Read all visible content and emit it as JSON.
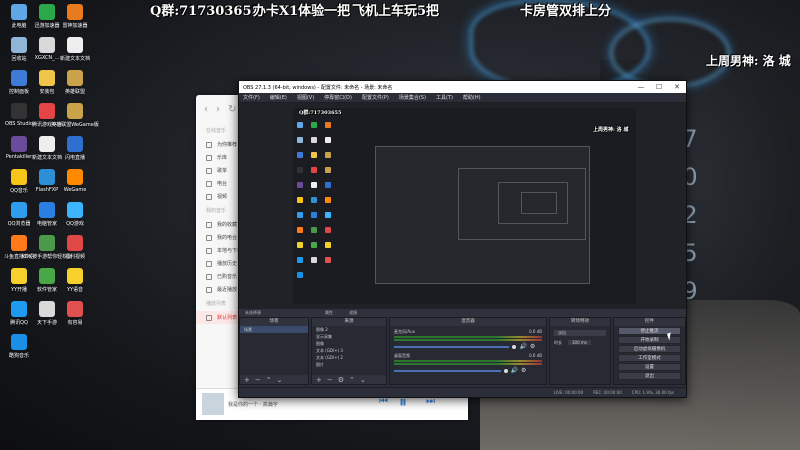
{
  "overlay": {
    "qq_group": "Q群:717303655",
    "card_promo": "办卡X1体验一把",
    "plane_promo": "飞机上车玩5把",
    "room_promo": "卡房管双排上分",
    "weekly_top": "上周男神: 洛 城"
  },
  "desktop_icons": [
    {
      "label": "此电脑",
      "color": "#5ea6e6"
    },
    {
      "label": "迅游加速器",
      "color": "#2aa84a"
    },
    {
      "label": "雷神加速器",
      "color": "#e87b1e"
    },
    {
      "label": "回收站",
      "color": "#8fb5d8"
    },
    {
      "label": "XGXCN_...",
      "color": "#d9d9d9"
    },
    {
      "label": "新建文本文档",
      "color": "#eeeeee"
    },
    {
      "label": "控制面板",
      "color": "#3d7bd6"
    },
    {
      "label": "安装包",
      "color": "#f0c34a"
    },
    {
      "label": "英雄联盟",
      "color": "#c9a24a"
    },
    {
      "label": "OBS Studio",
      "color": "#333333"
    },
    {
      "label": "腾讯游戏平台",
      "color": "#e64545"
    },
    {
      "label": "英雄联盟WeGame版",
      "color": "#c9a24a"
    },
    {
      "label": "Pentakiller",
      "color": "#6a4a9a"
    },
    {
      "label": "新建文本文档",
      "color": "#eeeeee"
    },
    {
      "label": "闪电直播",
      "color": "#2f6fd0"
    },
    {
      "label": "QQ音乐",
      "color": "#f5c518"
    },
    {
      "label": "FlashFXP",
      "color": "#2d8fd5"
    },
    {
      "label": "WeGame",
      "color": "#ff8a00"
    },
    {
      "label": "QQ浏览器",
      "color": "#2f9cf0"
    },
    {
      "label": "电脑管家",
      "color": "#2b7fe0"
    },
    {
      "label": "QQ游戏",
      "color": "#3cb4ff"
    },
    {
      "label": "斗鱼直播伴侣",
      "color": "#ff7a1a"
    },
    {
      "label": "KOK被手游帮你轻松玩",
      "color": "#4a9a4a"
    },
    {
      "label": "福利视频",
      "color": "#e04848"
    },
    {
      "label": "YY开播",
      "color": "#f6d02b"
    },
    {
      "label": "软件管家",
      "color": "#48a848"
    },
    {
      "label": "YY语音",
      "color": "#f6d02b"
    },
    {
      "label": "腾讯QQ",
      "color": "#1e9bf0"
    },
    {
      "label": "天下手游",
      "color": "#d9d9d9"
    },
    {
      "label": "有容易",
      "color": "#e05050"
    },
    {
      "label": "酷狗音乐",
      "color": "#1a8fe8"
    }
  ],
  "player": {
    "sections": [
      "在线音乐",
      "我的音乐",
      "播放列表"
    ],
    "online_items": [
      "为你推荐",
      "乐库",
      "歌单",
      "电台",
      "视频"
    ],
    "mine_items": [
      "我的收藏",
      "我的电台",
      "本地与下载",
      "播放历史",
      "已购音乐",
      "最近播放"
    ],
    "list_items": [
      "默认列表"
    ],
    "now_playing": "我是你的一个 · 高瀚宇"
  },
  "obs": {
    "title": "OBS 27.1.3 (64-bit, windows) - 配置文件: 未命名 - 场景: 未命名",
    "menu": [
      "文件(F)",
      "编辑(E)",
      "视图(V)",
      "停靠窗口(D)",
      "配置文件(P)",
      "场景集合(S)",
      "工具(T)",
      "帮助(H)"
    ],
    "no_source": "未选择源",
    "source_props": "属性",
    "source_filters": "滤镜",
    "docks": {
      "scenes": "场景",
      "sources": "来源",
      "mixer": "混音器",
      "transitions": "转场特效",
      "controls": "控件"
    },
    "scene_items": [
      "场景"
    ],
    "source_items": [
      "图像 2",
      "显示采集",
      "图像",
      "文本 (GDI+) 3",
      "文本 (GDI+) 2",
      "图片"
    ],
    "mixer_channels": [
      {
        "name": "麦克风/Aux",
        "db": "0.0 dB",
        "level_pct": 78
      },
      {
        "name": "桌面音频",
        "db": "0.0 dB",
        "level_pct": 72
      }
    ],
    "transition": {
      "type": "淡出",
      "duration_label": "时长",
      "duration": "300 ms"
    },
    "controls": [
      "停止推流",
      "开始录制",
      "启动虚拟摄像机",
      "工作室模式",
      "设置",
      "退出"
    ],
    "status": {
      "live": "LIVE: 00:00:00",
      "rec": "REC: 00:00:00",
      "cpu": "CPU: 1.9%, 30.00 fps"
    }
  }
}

+--

To be done:
Without including the pictures, return each record above exactly as it stands.

Problem solution:
Read all visible content and emit it as JSON.
{
  "overlay": {
    "qq_group": "Q群:717303655",
    "card_promo": "办卡X1体验一把",
    "plane_promo": "飞机上车玩5把",
    "room_promo": "卡房管双排上分",
    "weekly_top": "上周男神: 洛 城"
  },
  "desktop_icons": [
    {
      "label": "此电脑",
      "color": "#5ea6e6"
    },
    {
      "label": "迅游加速器",
      "color": "#2aa84a"
    },
    {
      "label": "雷神加速器",
      "color": "#e87b1e"
    },
    {
      "label": "回收站",
      "color": "#8fb5d8"
    },
    {
      "label": "XGXCN_...",
      "color": "#d9d9d9"
    },
    {
      "label": "新建文本文档",
      "color": "#eeeeee"
    },
    {
      "label": "控制面板",
      "color": "#3d7bd6"
    },
    {
      "label": "安装包",
      "color": "#f0c34a"
    },
    {
      "label": "英雄联盟",
      "color": "#c9a24a"
    },
    {
      "label": "OBS Studio",
      "color": "#333333"
    },
    {
      "label": "腾讯游戏平台",
      "color": "#e64545"
    },
    {
      "label": "英雄联盟WeGame版",
      "color": "#c9a24a"
    },
    {
      "label": "Pentakiller",
      "color": "#6a4a9a"
    },
    {
      "label": "新建文本文档",
      "color": "#eeeeee"
    },
    {
      "label": "闪电直播",
      "color": "#2f6fd0"
    },
    {
      "label": "QQ音乐",
      "color": "#f5c518"
    },
    {
      "label": "FlashFXP",
      "color": "#2d8fd5"
    },
    {
      "label": "WeGame",
      "color": "#ff8a00"
    },
    {
      "label": "QQ浏览器",
      "color": "#2f9cf0"
    },
    {
      "label": "电脑管家",
      "color": "#2b7fe0"
    },
    {
      "label": "QQ游戏",
      "color": "#3cb4ff"
    },
    {
      "label": "斗鱼直播伴侣",
      "color": "#ff7a1a"
    },
    {
      "label": "KOK被手游帮你轻松玩",
      "color": "#4a9a4a"
    },
    {
      "label": "福利视频",
      "color": "#e04848"
    },
    {
      "label": "YY开播",
      "color": "#f6d02b"
    },
    {
      "label": "软件管家",
      "color": "#48a848"
    },
    {
      "label": "YY语音",
      "color": "#f6d02b"
    },
    {
      "label": "腾讯QQ",
      "color": "#1e9bf0"
    },
    {
      "label": "天下手游",
      "color": "#d9d9d9"
    },
    {
      "label": "有容易",
      "color": "#e05050"
    },
    {
      "label": "酷狗音乐",
      "color": "#1a8fe8"
    }
  ],
  "player": {
    "sections": [
      "在线音乐",
      "我的音乐",
      "播放列表"
    ],
    "online_items": [
      "为你推荐",
      "乐库",
      "歌单",
      "电台",
      "视频"
    ],
    "mine_items": [
      "我的收藏",
      "我的电台",
      "本地与下载",
      "播放历史",
      "已购音乐",
      "最近播放"
    ],
    "list_items": [
      "默认列表"
    ],
    "now_playing": "我是你的一个 · 高瀚宇"
  },
  "obs": {
    "title": "OBS 27.1.3 (64-bit, windows) - 配置文件: 未命名 - 场景: 未命名",
    "menu": [
      "文件(F)",
      "编辑(E)",
      "视图(V)",
      "停靠窗口(D)",
      "配置文件(P)",
      "场景集合(S)",
      "工具(T)",
      "帮助(H)"
    ],
    "no_source": "未选择源",
    "source_props": "属性",
    "source_filters": "滤镜",
    "docks": {
      "scenes": "场景",
      "sources": "来源",
      "mixer": "混音器",
      "transitions": "转场特效",
      "controls": "控件"
    },
    "scene_items": [
      "场景"
    ],
    "source_items": [
      "图像 2",
      "显示采集",
      "图像",
      "文本 (GDI+) 3",
      "文本 (GDI+) 2",
      "图片"
    ],
    "mixer_channels": [
      {
        "name": "麦克风/Aux",
        "db": "0.0 dB",
        "level_pct": 78
      },
      {
        "name": "桌面音频",
        "db": "0.0 dB",
        "level_pct": 72
      }
    ],
    "transition": {
      "type": "淡出",
      "duration_label": "时长",
      "duration": "300 ms"
    },
    "controls": [
      "停止推流",
      "开始录制",
      "启动虚拟摄像机",
      "工作室模式",
      "设置",
      "退出"
    ],
    "status": {
      "live": "LIVE: 00:00:00",
      "rec": "REC: 00:00:00",
      "cpu": "CPU: 1.9%, 30.00 fps"
    }
  }
}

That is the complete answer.